### What you are asked to do
Will you output all of the data below exactly, omitting the images?

### Task input
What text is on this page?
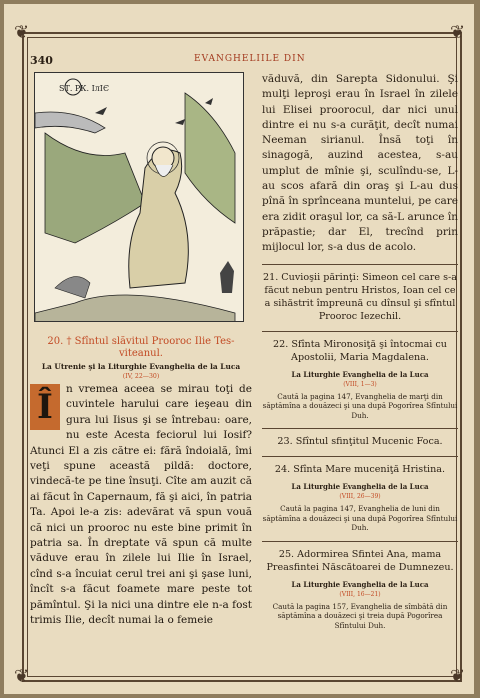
❦	❦
❦	❦
340	EVANGHELIILE DIN
ЅТ. РК. ІлІЄ
20. † Sfîntul slăvitul Prooroc Ilie Tes-viteanul.
La Utrenie şi la Liturghie Evanghelia de la Luca
(IV, 22—30)
Î	n vremea aceea se mirau toţi de cuvintele harului care ieşeau din gura lui Iisus şi se întrebau: oare, nu este Acesta feciorul lui Iosif? Atunci El a zis către ei: fără îndoială, îmi veţi spune această pildă: doctore, vindecă-te pe tine însuţi. Cîte am auzit că ai făcut în Capernaum, fă şi aici, în patria Ta. Apoi le-a zis: adevărat vă spun vouă că nici un prooroc nu este bine primit în patria sa. În dreptate vă spun că multe văduve erau în zilele lui Ilie în Israel, cînd s-a încuiat cerul trei ani şi şase luni, încît s-a făcut foamete mare peste tot pămîntul. Şi la nici una dintre ele n-a fost trimis Ilie, decît numai la o femeie
văduvă, din Sarepta Sidonului. Şi mulţi leproşi erau în Israel în zilele lui Elisei proorocul, dar nici unul dintre ei nu s-a curăţit, decît numai Neeman sirianul. Însă toţi în sinagogă, auzind acestea, s-au umplut de mînie şi, sculîndu-se, L-au scos afară din oraş şi L-au dus pînă în sprînceana muntelui, pe care era zidit oraşul lor, ca să-L arunce în prăpastie; dar El, trecînd prin mijlocul lor, s-a dus de acolo.
21. Cuvioşii părinţi: Simeon cel care s-a făcut nebun pentru Hristos, Ioan cel ce a sihăstrit împreună cu dînsul şi sfîntul Prooroc Iezechil.
22. Sfînta Mironosiţă şi întocmai cu Apostolii, Maria Magdalena.
La Liturghie Evanghelia de la Luca
(VIII, 1—3)
Caută la pagina 147, Evanghelia de marţi din săptămîna a douăzeci şi una după Pogorîrea Sfîntului Duh.
23. Sfîntul sfinţitul Mucenic Foca.
24. Sfînta Mare muceniţă Hristina.
La Liturghie Evanghelia de la Luca
(VIII, 26—39)
Caută la pagina 147, Evanghelia de luni din săptămîna a douăzeci şi una după Pogorîrea Sfîntului Duh.
25. Adormirea Sfintei Ana, mama Preasfintei Născătoarei de Dumnezeu.
La Liturghie Evanghelia de la Luca
(VIII, 16—21)
Caută la pagina 157, Evanghelia de sîmbătă din săptămîna a douăzeci şi treia după Pogorîrea Sfîntului Duh.
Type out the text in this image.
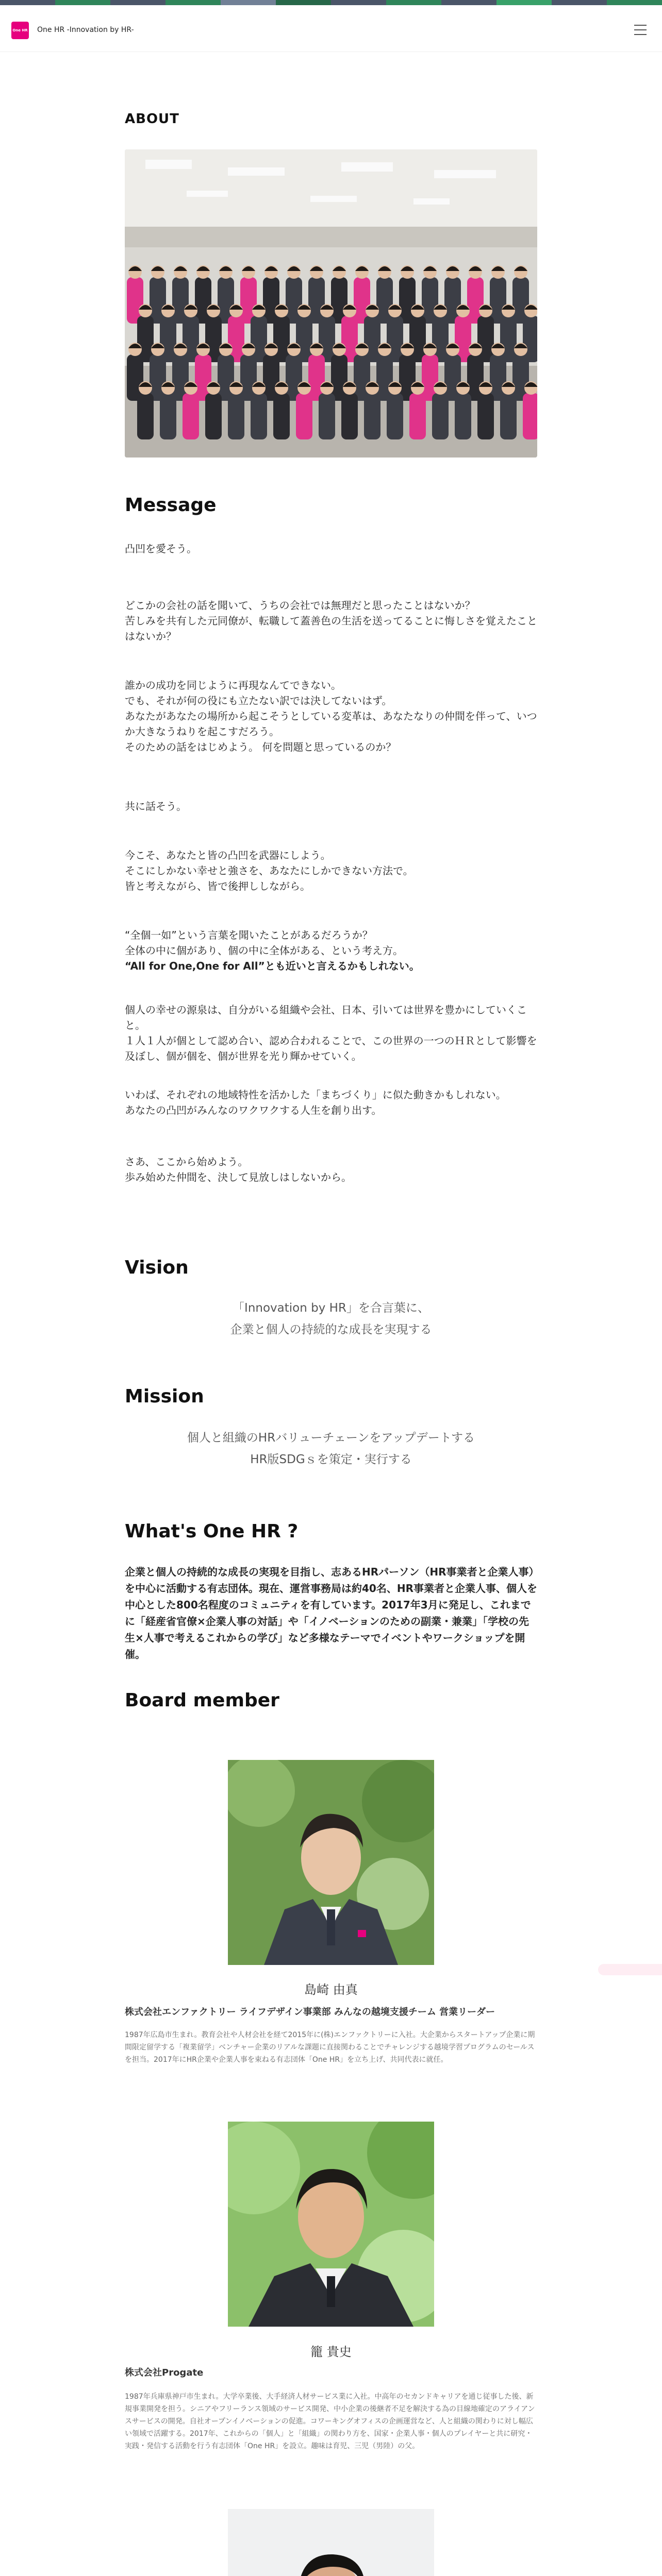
One HR One HR -Innovation by HR-
ABOUT
Message
凸凹を愛そう。
どこかの会社の話を聞いて、うちの会社では無理だと思ったことはないか？
苦しみを共有した元同僚が、転職して蓋善色の生活を送ってることに悔しさを覚えたことはないか？
誰かの成功を同じように再現なんてできない。
でも、それが何の役にも立たない訳では決してないはず。
あなたがあなたの場所から起こそうとしている変革は、あなたなりの仲間を伴って、いつか大きなうねりを起こすだろう。
そのための話をはじめよう。 何を問題と思っているのか？
共に話そう。
今こそ、あなたと皆の凸凹を武器にしよう。
そこにしかない幸せと強さを、あなたにしかできない方法で。
皆と考えながら、皆で後押ししながら。
“全個一如”という言葉を聞いたことがあるだろうか？
全体の中に個があり、個の中に全体がある、という考え方。
“All for One,One for All”とも近いと言えるかもしれない。
個人の幸せの源泉は、自分がいる組織や会社、日本、引いては世界を豊かにしていくこと。
１人１人が個として認め合い、認め合われることで、この世界の一つのＨＲとして影響を及ぼし、個が個を、個が世界を光り輝かせていく。
いわば、それぞれの地域特性を活かした「まちづくり」に似た動きかもしれない。
あなたの凸凹がみんなのワクワクする人生を創り出す。
さあ、ここから始めよう。
歩み始めた仲間を、決して見放しはしないから。
Vision
「Innovation by HR」を合言葉に、
企業と個人の持続的な成長を実現する
Mission
個人と組織のHRバリューチェーンをアップデートする
HR版SDGｓを策定・実行する
What's One HR ?
企業と個人の持続的な成長の実現を目指し、志あるHRパーソン（HR事業者と企業人事）を中心に活動する有志団体。現在、運営事務局は約40名、HR事業者と企業人事、個人を中心とした800名程度のコミュニティを有しています。2017年3月に発足し、これまでに「経産省官僚×企業人事の対話」や「イノベーションのための副業・兼業」「学校の先生×人事で考えるこれからの学び」など多様なテーマでイベントやワークショップを開催。
Board member
島崎 由真
株式会社エンファクトリー ライフデザイン事業部 みんなの越境支援チーム 営業リーダー
1987年広島市生まれ。教育会社や人材会社を経て2015年に(株)エンファクトリーに入社。大企業からスタートアップ企業に期間限定留学する「複業留学」ベンチャー企業のリアルな課題に直接関わることでチャレンジする越境学習プログラムのセールスを担当。2017年にHR企業や企業人事を束ねる有志団体「One HR」を立ち上げ、共同代表に就任。
籠 貴史
株式会社Progate
1987年兵庫県神戸市生まれ。大学卒業後、大手経済人材サービス業に入社。中高年のセカンドキャリアを通じ従事した後、新規事業開発を担う。シニアやフリーランス領域のサービス開発、中小企業の後継者不足を解決する為の目線地確定のアライアンスサービスの開発。自社オープンイノベーションの促進。コワーキングオフィスの企画運営など、人と組織の関わりに対し幅広い領域で活躍する。2017年、これからの「個人」と「組織」の関わり方を、国家・企業人事・個人のプレイヤーと共に研究・実践・発信する活動を行う有志団体「One HR」を設立。趣味は育児、三児（男陸）の父。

### Task result
What text is on this page?
❦	❦
❦	❦
340	EVANGHELIILE DIN
ЅТ. РК. ІлІЄ
20. † Sfîntul slăvitul Prooroc Ilie Tes-viteanul.
La Utrenie şi la Liturghie Evanghelia de la Luca
(IV, 22—30)
Î	n vremea aceea se mirau toţi de cuvintele harului care ieşeau din gura lui Iisus şi se întrebau: oare, nu este Acesta feciorul lui Iosif? Atunci El a zis către ei: fără îndoială, îmi veţi spune această pildă: doctore, vindecă-te pe tine însuţi. Cîte am auzit că ai făcut în Capernaum, fă şi aici, în patria Ta. Apoi le-a zis: adevărat vă spun vouă că nici un prooroc nu este bine primit în patria sa. În dreptate vă spun că multe văduve erau în zilele lui Ilie în Israel, cînd s-a încuiat cerul trei ani şi şase luni, încît s-a făcut foamete mare peste tot pămîntul. Şi la nici una dintre ele n-a fost trimis Ilie, decît numai la o femeie
văduvă, din Sarepta Sidonului. Şi mulţi leproşi erau în Israel în zilele lui Elisei proorocul, dar nici unul dintre ei nu s-a curăţit, decît numai Neeman sirianul. Însă toţi în sinagogă, auzind acestea, s-au umplut de mînie şi, sculîndu-se, L-au scos afară din oraş şi L-au dus pînă în sprînceana muntelui, pe care era zidit oraşul lor, ca să-L arunce în prăpastie; dar El, trecînd prin mijlocul lor, s-a dus de acolo.
21. Cuvioşii părinţi: Simeon cel care s-a făcut nebun pentru Hristos, Ioan cel ce a sihăstrit împreună cu dînsul şi sfîntul Prooroc Iezechil.
22. Sfînta Mironosiţă şi întocmai cu Apostolii, Maria Magdalena.
La Liturghie Evanghelia de la Luca
(VIII, 1—3)
Caută la pagina 147, Evanghelia de marţi din săptămîna a douăzeci şi una după Pogorîrea Sfîntului Duh.
23. Sfîntul sfinţitul Mucenic Foca.
24. Sfînta Mare muceniţă Hristina.
La Liturghie Evanghelia de la Luca
(VIII, 26—39)
Caută la pagina 147, Evanghelia de luni din săptămîna a douăzeci şi una după Pogorîrea Sfîntului Duh.
25. Adormirea Sfintei Ana, mama Preasfintei Născătoarei de Dumnezeu.
La Liturghie Evanghelia de la Luca
(VIII, 16—21)
Caută la pagina 157, Evanghelia de sîmbătă din săptămîna a douăzeci şi treia după Pogorîrea Sfîntului Duh.
Type out the text in this image.
One HR One HR -Innovation by HR-
ABOUT
Message
凸凹を愛そう。
どこかの会社の話を聞いて、うちの会社では無理だと思ったことはないか？
苦しみを共有した元同僚が、転職して蓋善色の生活を送ってることに悔しさを覚えたことはないか？
誰かの成功を同じように再現なんてできない。
でも、それが何の役にも立たない訳では決してないはず。
あなたがあなたの場所から起こそうとしている変革は、あなたなりの仲間を伴って、いつか大きなうねりを起こすだろう。
そのための話をはじめよう。 何を問題と思っているのか？
共に話そう。
今こそ、あなたと皆の凸凹を武器にしよう。
そこにしかない幸せと強さを、あなたにしかできない方法で。
皆と考えながら、皆で後押ししながら。
“全個一如”という言葉を聞いたことがあるだろうか？
全体の中に個があり、個の中に全体がある、という考え方。
“All for One,One for All”とも近いと言えるかもしれない。
個人の幸せの源泉は、自分がいる組織や会社、日本、引いては世界を豊かにしていくこと。
１人１人が個として認め合い、認め合われることで、この世界の一つのＨＲとして影響を及ぼし、個が個を、個が世界を光り輝かせていく。
いわば、それぞれの地域特性を活かした「まちづくり」に似た動きかもしれない。
あなたの凸凹がみんなのワクワクする人生を創り出す。
さあ、ここから始めよう。
歩み始めた仲間を、決して見放しはしないから。
Vision
「Innovation by HR」を合言葉に、
企業と個人の持続的な成長を実現する
Mission
個人と組織のHRバリューチェーンをアップデートする
HR版SDGｓを策定・実行する
What's One HR ?
企業と個人の持続的な成長の実現を目指し、志あるHRパーソン（HR事業者と企業人事）を中心に活動する有志団体。現在、運営事務局は約40名、HR事業者と企業人事、個人を中心とした800名程度のコミュニティを有しています。2017年3月に発足し、これまでに「経産省官僚×企業人事の対話」や「イノベーションのための副業・兼業」「学校の先生×人事で考えるこれからの学び」など多様なテーマでイベントやワークショップを開催。
Board member
島崎 由真
株式会社エンファクトリー ライフデザイン事業部 みんなの越境支援チーム 営業リーダー
1987年広島市生まれ。教育会社や人材会社を経て2015年に(株)エンファクトリーに入社。大企業からスタートアップ企業に期間限定留学する「複業留学」ベンチャー企業のリアルな課題に直接関わることでチャレンジする越境学習プログラムのセールスを担当。2017年にHR企業や企業人事を束ねる有志団体「One HR」を立ち上げ、共同代表に就任。
籠 貴史
株式会社Progate
1987年兵庫県神戸市生まれ。大学卒業後、大手経済人材サービス業に入社。中高年のセカンドキャリアを通じ従事した後、新規事業開発を担う。シニアやフリーランス領域のサービス開発、中小企業の後継者不足を解決する為の目線地確定のアライアンスサービスの開発。自社オープンイノベーションの促進。コワーキングオフィスの企画運営など、人と組織の関わりに対し幅広い領域で活躍する。2017年、これからの「個人」と「組織」の関わり方を、国家・企業人事・個人のプレイヤーと共に研究・実践・発信する活動を行う有志団体「One HR」を設立。趣味は育児、三児（男陸）の父。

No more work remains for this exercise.